Data excerpts:
• • • •

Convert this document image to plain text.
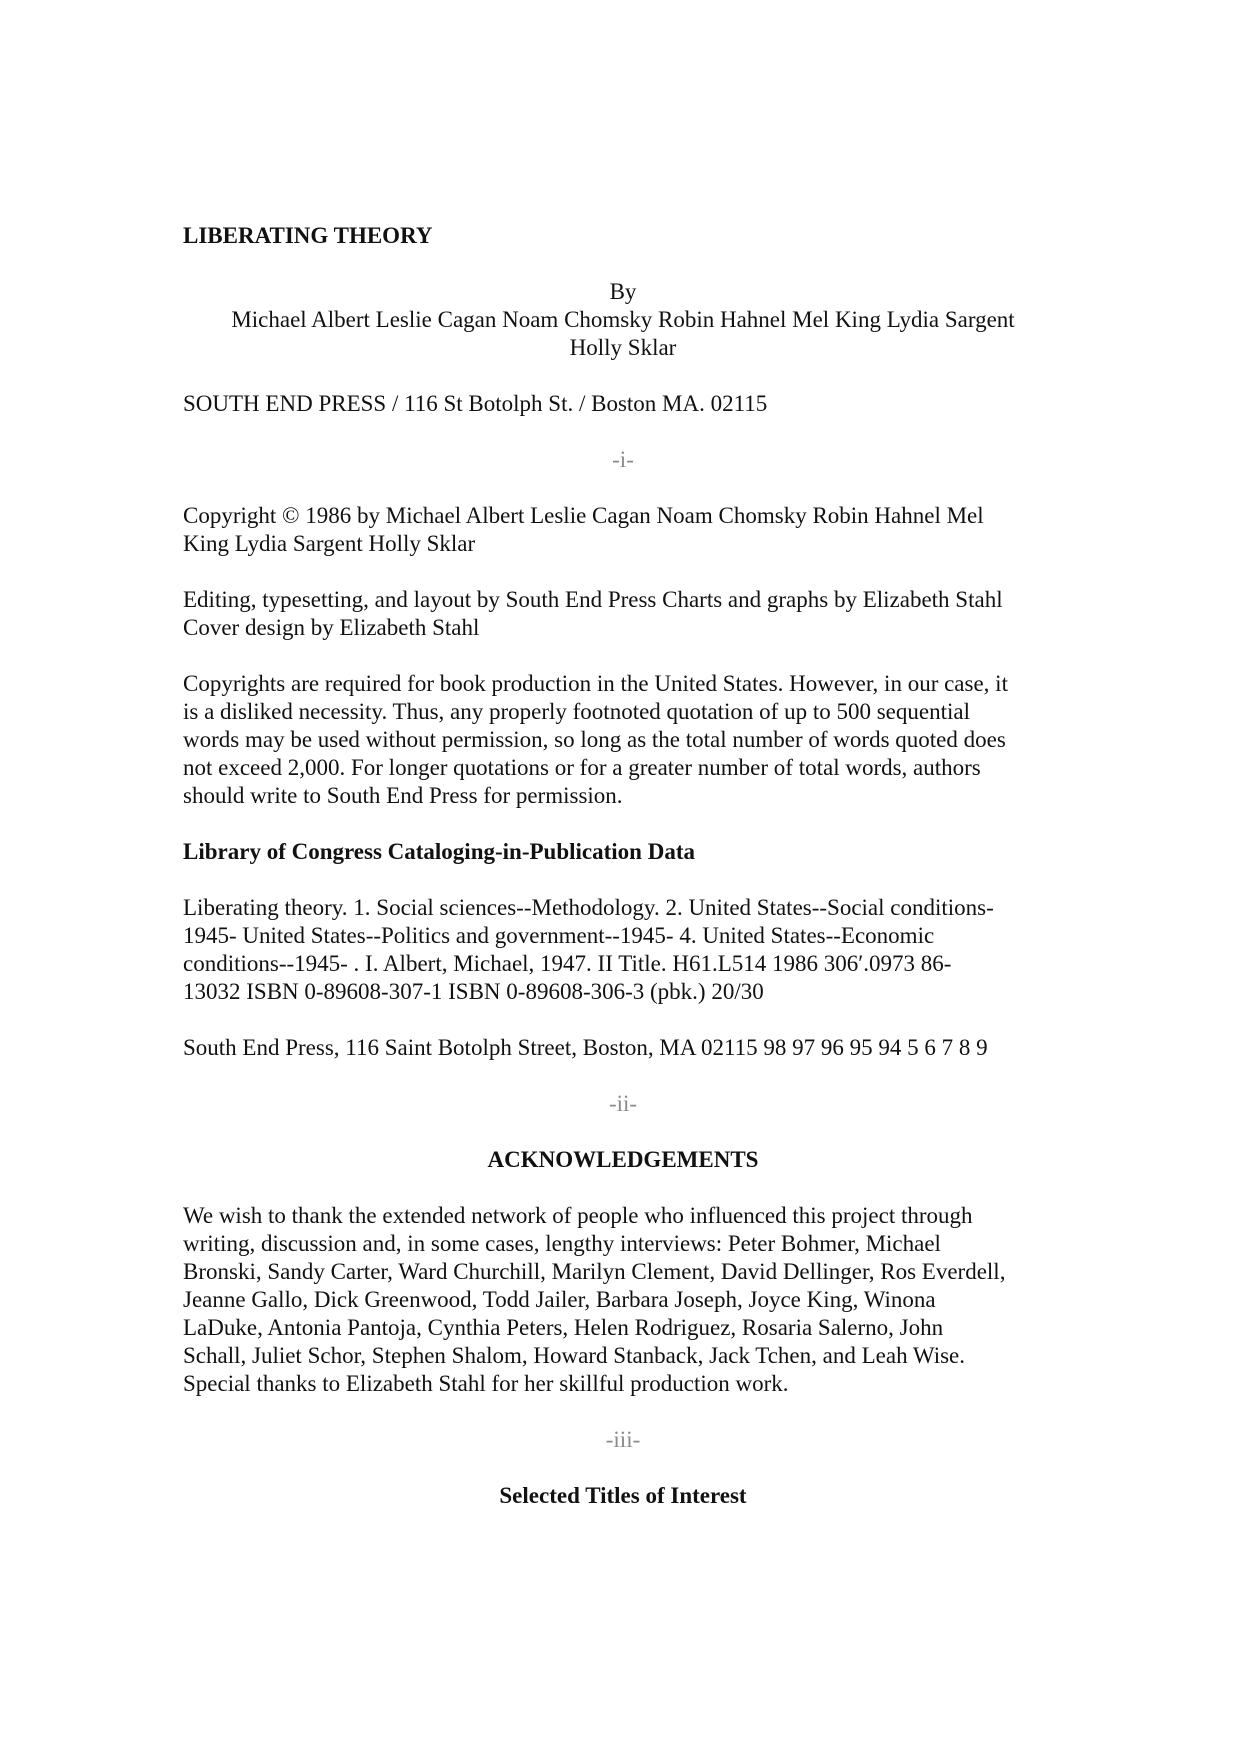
LIBERATING THEORY

By

Michael Albert Leslie Cagan Noam Chomsky Robin Hahnel Mel King Lydia Sargent

Holly Sklar

SOUTH END PRESS / 116 St Botolph St. / Boston MA. 02115

-i-

Copyright © 1986 by Michael Albert Leslie Cagan Noam Chomsky Robin Hahnel Mel

King Lydia Sargent Holly Sklar

Editing, typesetting, and layout by South End Press Charts and graphs by Elizabeth Stahl

Cover design by Elizabeth Stahl

Copyrights are required for book production in the United States. However, in our case, it

is a disliked necessity. Thus, any properly footnoted quotation of up to 500 sequential

words may be used without permission, so long as the total number of words quoted does

not exceed 2,000. For longer quotations or for a greater number of total words, authors

should write to South End Press for permission.

Library of Congress Cataloging-in-Publication Data

Liberating theory. 1. Social sciences--Methodology. 2. United States--Social conditions-

1945- United States--Politics and government--1945- 4. United States--Economic

conditions--1945- . I. Albert, Michael, 1947. II Title. H61.L514 1986 306′.0973 86-

13032 ISBN 0-89608-307-1 ISBN 0-89608-306-3 (pbk.) 20/30

South End Press, 116 Saint Botolph Street, Boston, MA 02115 98 97 96 95 94 5 6 7 8 9

-ii-

ACKNOWLEDGEMENTS

We wish to thank the extended network of people who influenced this project through

writing, discussion and, in some cases, lengthy interviews: Peter Bohmer, Michael

Bronski, Sandy Carter, Ward Churchill, Marilyn Clement, David Dellinger, Ros Everdell,

Jeanne Gallo, Dick Greenwood, Todd Jailer, Barbara Joseph, Joyce King, Winona

LaDuke, Antonia Pantoja, Cynthia Peters, Helen Rodriguez, Rosaria Salerno, John

Schall, Juliet Schor, Stephen Shalom, Howard Stanback, Jack Tchen, and Leah Wise.

Special thanks to Elizabeth Stahl for her skillful production work.

-iii-

Selected Titles of Interest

• • • •

#### INSTRUCTION:
Reproduce all the records verbatim, excluding images.

#### WORKED SOLUTION:
Convert this document image to plain text.
LIBERATING THEORY

By

Michael Albert Leslie Cagan Noam Chomsky Robin Hahnel Mel King Lydia Sargent

Holly Sklar

SOUTH END PRESS / 116 St Botolph St. / Boston MA. 02115

-i-

Copyright © 1986 by Michael Albert Leslie Cagan Noam Chomsky Robin Hahnel Mel

King Lydia Sargent Holly Sklar

Editing, typesetting, and layout by South End Press Charts and graphs by Elizabeth Stahl

Cover design by Elizabeth Stahl

Copyrights are required for book production in the United States. However, in our case, it

is a disliked necessity. Thus, any properly footnoted quotation of up to 500 sequential

words may be used without permission, so long as the total number of words quoted does

not exceed 2,000. For longer quotations or for a greater number of total words, authors

should write to South End Press for permission.

Library of Congress Cataloging-in-Publication Data

Liberating theory. 1. Social sciences--Methodology. 2. United States--Social conditions-

1945- United States--Politics and government--1945- 4. United States--Economic

conditions--1945- . I. Albert, Michael, 1947. II Title. H61.L514 1986 306′.0973 86-

13032 ISBN 0-89608-307-1 ISBN 0-89608-306-3 (pbk.) 20/30

South End Press, 116 Saint Botolph Street, Boston, MA 02115 98 97 96 95 94 5 6 7 8 9

-ii-

ACKNOWLEDGEMENTS

We wish to thank the extended network of people who influenced this project through

writing, discussion and, in some cases, lengthy interviews: Peter Bohmer, Michael

Bronski, Sandy Carter, Ward Churchill, Marilyn Clement, David Dellinger, Ros Everdell,

Jeanne Gallo, Dick Greenwood, Todd Jailer, Barbara Joseph, Joyce King, Winona

LaDuke, Antonia Pantoja, Cynthia Peters, Helen Rodriguez, Rosaria Salerno, John

Schall, Juliet Schor, Stephen Shalom, Howard Stanback, Jack Tchen, and Leah Wise.

Special thanks to Elizabeth Stahl for her skillful production work.

-iii-

Selected Titles of Interest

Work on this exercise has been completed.